[Stored entries]
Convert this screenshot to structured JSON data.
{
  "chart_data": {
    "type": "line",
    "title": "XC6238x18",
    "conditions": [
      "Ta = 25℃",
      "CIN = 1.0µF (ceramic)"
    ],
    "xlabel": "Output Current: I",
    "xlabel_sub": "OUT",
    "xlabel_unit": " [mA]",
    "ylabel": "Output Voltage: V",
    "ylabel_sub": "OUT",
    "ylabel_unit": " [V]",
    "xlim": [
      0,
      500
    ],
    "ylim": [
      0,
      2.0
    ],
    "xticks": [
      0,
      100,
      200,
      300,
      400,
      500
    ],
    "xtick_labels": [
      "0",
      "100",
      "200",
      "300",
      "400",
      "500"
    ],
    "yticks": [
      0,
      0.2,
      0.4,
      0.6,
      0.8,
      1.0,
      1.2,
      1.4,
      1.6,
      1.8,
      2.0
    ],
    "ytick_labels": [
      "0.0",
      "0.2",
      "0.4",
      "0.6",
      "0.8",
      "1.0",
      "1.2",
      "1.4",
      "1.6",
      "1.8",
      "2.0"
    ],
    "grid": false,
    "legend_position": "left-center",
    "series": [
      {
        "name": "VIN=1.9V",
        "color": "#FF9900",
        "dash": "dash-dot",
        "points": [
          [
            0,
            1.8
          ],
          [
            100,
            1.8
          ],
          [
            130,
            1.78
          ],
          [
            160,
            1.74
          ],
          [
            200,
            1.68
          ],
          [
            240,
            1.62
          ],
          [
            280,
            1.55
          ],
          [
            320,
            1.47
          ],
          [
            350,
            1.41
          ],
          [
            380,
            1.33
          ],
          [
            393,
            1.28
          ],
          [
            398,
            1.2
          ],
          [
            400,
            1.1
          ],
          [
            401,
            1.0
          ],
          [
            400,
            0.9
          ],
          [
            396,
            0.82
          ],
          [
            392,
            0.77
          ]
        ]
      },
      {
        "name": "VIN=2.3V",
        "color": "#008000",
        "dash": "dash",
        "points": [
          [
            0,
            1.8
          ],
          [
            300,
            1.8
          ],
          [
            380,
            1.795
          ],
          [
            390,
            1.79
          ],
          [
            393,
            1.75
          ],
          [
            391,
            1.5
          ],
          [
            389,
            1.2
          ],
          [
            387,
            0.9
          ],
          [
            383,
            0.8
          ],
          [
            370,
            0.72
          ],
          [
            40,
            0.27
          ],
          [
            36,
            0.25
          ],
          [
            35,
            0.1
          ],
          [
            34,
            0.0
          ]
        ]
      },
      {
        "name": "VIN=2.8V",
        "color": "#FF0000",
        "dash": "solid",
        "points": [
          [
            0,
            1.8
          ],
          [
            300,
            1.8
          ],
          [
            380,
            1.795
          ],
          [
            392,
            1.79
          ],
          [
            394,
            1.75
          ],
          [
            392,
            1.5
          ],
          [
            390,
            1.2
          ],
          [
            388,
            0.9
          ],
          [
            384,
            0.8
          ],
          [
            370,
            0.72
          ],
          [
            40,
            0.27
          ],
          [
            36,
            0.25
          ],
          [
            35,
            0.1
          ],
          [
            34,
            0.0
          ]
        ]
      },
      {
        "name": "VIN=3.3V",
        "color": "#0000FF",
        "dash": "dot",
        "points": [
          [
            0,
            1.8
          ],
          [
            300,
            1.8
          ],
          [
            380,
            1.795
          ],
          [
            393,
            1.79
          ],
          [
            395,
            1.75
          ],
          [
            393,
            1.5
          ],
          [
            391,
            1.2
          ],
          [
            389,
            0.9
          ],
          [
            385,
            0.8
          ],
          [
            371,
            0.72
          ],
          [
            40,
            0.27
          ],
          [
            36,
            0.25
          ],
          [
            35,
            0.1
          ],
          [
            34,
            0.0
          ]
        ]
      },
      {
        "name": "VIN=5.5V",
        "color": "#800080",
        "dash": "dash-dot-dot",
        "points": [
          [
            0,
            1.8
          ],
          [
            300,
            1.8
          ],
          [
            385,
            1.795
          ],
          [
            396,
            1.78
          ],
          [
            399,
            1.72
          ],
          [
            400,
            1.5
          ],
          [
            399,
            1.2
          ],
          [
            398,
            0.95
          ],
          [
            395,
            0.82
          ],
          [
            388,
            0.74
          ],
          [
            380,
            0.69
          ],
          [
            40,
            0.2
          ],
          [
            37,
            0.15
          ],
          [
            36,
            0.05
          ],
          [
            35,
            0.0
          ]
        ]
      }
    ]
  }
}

== GIVEN EXERCISE ==
Transcribe the material above word for word.

== EXPECTED ANSWER ==
Convert this screenshot to structured JSON data.
{
  "chart_data": {
    "type": "line",
    "title": "XC6238x18",
    "conditions": [
      "Ta = 25℃",
      "CIN = 1.0µF (ceramic)"
    ],
    "xlabel": "Output Current: I",
    "xlabel_sub": "OUT",
    "xlabel_unit": " [mA]",
    "ylabel": "Output Voltage: V",
    "ylabel_sub": "OUT",
    "ylabel_unit": " [V]",
    "xlim": [
      0,
      500
    ],
    "ylim": [
      0,
      2.0
    ],
    "xticks": [
      0,
      100,
      200,
      300,
      400,
      500
    ],
    "xtick_labels": [
      "0",
      "100",
      "200",
      "300",
      "400",
      "500"
    ],
    "yticks": [
      0,
      0.2,
      0.4,
      0.6,
      0.8,
      1.0,
      1.2,
      1.4,
      1.6,
      1.8,
      2.0
    ],
    "ytick_labels": [
      "0.0",
      "0.2",
      "0.4",
      "0.6",
      "0.8",
      "1.0",
      "1.2",
      "1.4",
      "1.6",
      "1.8",
      "2.0"
    ],
    "grid": false,
    "legend_position": "left-center",
    "series": [
      {
        "name": "VIN=1.9V",
        "color": "#FF9900",
        "dash": "dash-dot",
        "points": [
          [
            0,
            1.8
          ],
          [
            100,
            1.8
          ],
          [
            130,
            1.78
          ],
          [
            160,
            1.74
          ],
          [
            200,
            1.68
          ],
          [
            240,
            1.62
          ],
          [
            280,
            1.55
          ],
          [
            320,
            1.47
          ],
          [
            350,
            1.41
          ],
          [
            380,
            1.33
          ],
          [
            393,
            1.28
          ],
          [
            398,
            1.2
          ],
          [
            400,
            1.1
          ],
          [
            401,
            1.0
          ],
          [
            400,
            0.9
          ],
          [
            396,
            0.82
          ],
          [
            392,
            0.77
          ]
        ]
      },
      {
        "name": "VIN=2.3V",
        "color": "#008000",
        "dash": "dash",
        "points": [
          [
            0,
            1.8
          ],
          [
            300,
            1.8
          ],
          [
            380,
            1.795
          ],
          [
            390,
            1.79
          ],
          [
            393,
            1.75
          ],
          [
            391,
            1.5
          ],
          [
            389,
            1.2
          ],
          [
            387,
            0.9
          ],
          [
            383,
            0.8
          ],
          [
            370,
            0.72
          ],
          [
            40,
            0.27
          ],
          [
            36,
            0.25
          ],
          [
            35,
            0.1
          ],
          [
            34,
            0.0
          ]
        ]
      },
      {
        "name": "VIN=2.8V",
        "color": "#FF0000",
        "dash": "solid",
        "points": [
          [
            0,
            1.8
          ],
          [
            300,
            1.8
          ],
          [
            380,
            1.795
          ],
          [
            392,
            1.79
          ],
          [
            394,
            1.75
          ],
          [
            392,
            1.5
          ],
          [
            390,
            1.2
          ],
          [
            388,
            0.9
          ],
          [
            384,
            0.8
          ],
          [
            370,
            0.72
          ],
          [
            40,
            0.27
          ],
          [
            36,
            0.25
          ],
          [
            35,
            0.1
          ],
          [
            34,
            0.0
          ]
        ]
      },
      {
        "name": "VIN=3.3V",
        "color": "#0000FF",
        "dash": "dot",
        "points": [
          [
            0,
            1.8
          ],
          [
            300,
            1.8
          ],
          [
            380,
            1.795
          ],
          [
            393,
            1.79
          ],
          [
            395,
            1.75
          ],
          [
            393,
            1.5
          ],
          [
            391,
            1.2
          ],
          [
            389,
            0.9
          ],
          [
            385,
            0.8
          ],
          [
            371,
            0.72
          ],
          [
            40,
            0.27
          ],
          [
            36,
            0.25
          ],
          [
            35,
            0.1
          ],
          [
            34,
            0.0
          ]
        ]
      },
      {
        "name": "VIN=5.5V",
        "color": "#800080",
        "dash": "dash-dot-dot",
        "points": [
          [
            0,
            1.8
          ],
          [
            300,
            1.8
          ],
          [
            385,
            1.795
          ],
          [
            396,
            1.78
          ],
          [
            399,
            1.72
          ],
          [
            400,
            1.5
          ],
          [
            399,
            1.2
          ],
          [
            398,
            0.95
          ],
          [
            395,
            0.82
          ],
          [
            388,
            0.74
          ],
          [
            380,
            0.69
          ],
          [
            40,
            0.2
          ],
          [
            37,
            0.15
          ],
          [
            36,
            0.05
          ],
          [
            35,
            0.0
          ]
        ]
      }
    ]
  }
}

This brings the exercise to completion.